▸ Short task: Report, word for word, every line of the material that contains "ребенка".

● ● ●

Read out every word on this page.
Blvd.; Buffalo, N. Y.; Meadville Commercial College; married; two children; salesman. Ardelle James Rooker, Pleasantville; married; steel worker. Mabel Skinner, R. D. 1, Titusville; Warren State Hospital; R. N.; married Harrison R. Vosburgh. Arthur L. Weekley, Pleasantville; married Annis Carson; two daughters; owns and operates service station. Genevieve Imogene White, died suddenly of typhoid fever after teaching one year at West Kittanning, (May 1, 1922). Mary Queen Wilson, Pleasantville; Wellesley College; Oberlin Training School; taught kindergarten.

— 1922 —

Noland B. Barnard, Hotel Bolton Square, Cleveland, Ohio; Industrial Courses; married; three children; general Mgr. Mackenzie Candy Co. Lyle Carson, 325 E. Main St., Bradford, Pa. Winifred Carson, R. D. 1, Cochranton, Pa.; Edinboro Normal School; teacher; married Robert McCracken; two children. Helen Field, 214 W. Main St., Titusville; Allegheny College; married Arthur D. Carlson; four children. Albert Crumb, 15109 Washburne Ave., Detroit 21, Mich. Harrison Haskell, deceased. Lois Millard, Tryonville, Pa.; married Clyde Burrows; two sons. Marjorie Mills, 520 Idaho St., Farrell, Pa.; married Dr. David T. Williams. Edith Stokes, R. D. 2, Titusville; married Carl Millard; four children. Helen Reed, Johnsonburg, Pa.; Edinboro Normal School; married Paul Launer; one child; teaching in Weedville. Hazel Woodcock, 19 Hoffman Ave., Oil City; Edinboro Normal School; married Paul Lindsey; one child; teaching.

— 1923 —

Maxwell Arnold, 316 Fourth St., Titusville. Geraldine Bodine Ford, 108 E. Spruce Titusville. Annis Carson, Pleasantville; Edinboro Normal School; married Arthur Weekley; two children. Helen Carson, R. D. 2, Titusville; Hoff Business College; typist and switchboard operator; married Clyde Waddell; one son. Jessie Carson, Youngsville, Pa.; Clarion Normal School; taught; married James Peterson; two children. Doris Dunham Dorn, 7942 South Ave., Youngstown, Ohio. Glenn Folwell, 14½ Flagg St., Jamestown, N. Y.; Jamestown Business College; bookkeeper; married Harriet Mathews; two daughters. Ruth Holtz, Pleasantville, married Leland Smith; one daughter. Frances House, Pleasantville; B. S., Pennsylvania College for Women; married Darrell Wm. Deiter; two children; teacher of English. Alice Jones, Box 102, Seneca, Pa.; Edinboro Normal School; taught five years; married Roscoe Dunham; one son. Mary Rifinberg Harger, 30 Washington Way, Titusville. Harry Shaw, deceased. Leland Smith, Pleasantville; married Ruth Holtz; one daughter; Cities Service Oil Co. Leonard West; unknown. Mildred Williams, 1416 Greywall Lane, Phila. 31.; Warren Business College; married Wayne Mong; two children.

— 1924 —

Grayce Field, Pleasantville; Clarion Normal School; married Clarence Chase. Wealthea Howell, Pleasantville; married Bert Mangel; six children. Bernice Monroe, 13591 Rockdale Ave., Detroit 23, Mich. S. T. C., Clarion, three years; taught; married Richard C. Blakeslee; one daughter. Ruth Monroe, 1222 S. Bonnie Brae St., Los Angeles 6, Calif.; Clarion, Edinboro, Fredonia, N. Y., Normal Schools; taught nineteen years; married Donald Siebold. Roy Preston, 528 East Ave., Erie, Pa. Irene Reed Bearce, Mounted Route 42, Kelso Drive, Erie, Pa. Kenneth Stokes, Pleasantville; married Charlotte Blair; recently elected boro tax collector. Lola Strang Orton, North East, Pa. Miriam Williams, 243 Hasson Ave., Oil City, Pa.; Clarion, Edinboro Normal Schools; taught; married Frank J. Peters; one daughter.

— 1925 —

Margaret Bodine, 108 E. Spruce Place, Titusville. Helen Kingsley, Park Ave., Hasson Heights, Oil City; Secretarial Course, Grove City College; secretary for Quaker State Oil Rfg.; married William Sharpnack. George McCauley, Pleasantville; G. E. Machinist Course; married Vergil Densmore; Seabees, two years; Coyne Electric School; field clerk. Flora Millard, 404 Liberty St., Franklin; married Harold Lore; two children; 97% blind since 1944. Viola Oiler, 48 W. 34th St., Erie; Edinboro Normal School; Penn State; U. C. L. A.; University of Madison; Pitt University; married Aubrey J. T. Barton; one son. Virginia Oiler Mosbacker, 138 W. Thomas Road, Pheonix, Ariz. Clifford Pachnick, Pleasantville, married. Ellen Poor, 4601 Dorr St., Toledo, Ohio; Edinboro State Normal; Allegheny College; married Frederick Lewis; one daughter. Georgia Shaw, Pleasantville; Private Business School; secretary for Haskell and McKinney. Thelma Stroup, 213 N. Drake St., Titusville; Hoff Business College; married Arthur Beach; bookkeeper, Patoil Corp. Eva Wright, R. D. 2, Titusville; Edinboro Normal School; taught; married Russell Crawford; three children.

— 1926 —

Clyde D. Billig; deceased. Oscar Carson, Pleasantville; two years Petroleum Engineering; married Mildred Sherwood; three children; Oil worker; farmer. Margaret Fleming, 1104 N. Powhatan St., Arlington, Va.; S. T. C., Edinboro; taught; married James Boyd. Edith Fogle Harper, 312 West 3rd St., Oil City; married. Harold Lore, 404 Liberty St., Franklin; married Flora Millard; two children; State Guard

● ● ●

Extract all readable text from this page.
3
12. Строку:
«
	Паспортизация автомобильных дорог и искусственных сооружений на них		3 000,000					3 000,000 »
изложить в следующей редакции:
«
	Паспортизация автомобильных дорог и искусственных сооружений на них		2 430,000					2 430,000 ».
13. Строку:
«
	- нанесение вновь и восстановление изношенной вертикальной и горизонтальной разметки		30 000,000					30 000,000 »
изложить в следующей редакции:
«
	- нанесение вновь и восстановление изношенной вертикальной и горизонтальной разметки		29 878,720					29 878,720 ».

● ● ●

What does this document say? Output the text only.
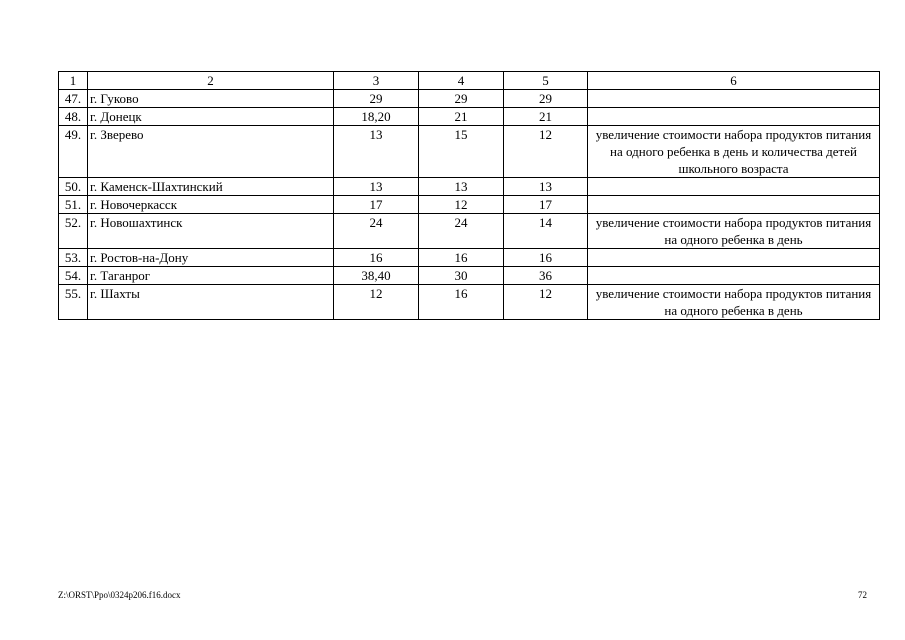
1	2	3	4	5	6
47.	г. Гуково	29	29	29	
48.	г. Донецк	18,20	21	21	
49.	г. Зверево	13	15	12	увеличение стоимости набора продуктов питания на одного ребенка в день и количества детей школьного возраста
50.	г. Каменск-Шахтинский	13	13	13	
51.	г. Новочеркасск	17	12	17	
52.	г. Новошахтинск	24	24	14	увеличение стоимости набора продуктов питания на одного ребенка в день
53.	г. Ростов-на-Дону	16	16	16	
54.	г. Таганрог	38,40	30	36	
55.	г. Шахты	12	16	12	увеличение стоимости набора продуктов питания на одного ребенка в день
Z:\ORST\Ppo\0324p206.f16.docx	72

● ● ●

▸ Final answer:
49.	г. Зверево	13	15	12	увеличение стоимости набора продуктов питания на одного ребенка в день и количества детей школьного возраста
52.	г. Новошахтинск	24	24	14	увеличение стоимости набора продуктов питания на одного ребенка в день
55.	г. Шахты	12	16	12	увеличение стоимости набора продуктов питания на одного ребенка в день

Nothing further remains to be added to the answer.